##### DATASET EXTRACT

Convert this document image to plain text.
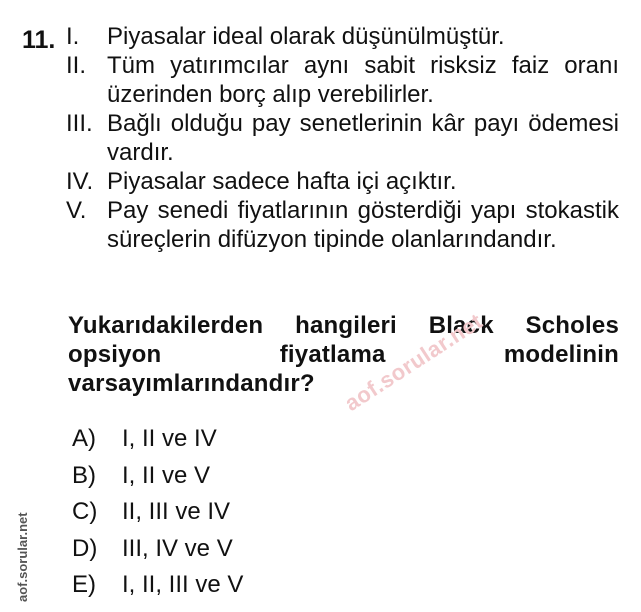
11. I.	Piyasalar ideal olarak düşünülmüştür.
II. Tüm yatırımcılar aynı sabit risksiz faiz oranı üzerinden borç alıp verebilirler.
III. Bağlı olduğu pay senetlerinin kâr payı ödemesi vardır.
IV. Piyasalar sadece hafta içi açıktır.
V. Pay senedi fiyatlarının gösterdiği yapı stokastik süreçlerin difüzyon tipinde olanlarındandır.
Yukarıdakilerden hangileri Black Scholes opsiyon fiyatlama modelinin varsayımlarındandır?
A)	I, II ve IV
B)	I, II ve V
C)	II, III ve IV
D)	III, IV ve V
E)	I, II, III ve V
aof.sorular.net
aof.sorular.net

##########

Every entry above needs to be retyped exactly; drop the pictures.

Convert this document image to plain text.
11. I.	Piyasalar ideal olarak düşünülmüştür.
II. Tüm yatırımcılar aynı sabit risksiz faiz oranı üzerinden borç alıp verebilirler.
III. Bağlı olduğu pay senetlerinin kâr payı ödemesi vardır.
IV. Piyasalar sadece hafta içi açıktır.
V. Pay senedi fiyatlarının gösterdiği yapı stokastik süreçlerin difüzyon tipinde olanlarındandır.
Yukarıdakilerden hangileri Black Scholes opsiyon fiyatlama modelinin varsayımlarındandır?
A)	I, II ve IV
B)	I, II ve V
C)	II, III ve IV
D)	III, IV ve V
E)	I, II, III ve V
aof.sorular.net
aof.sorular.net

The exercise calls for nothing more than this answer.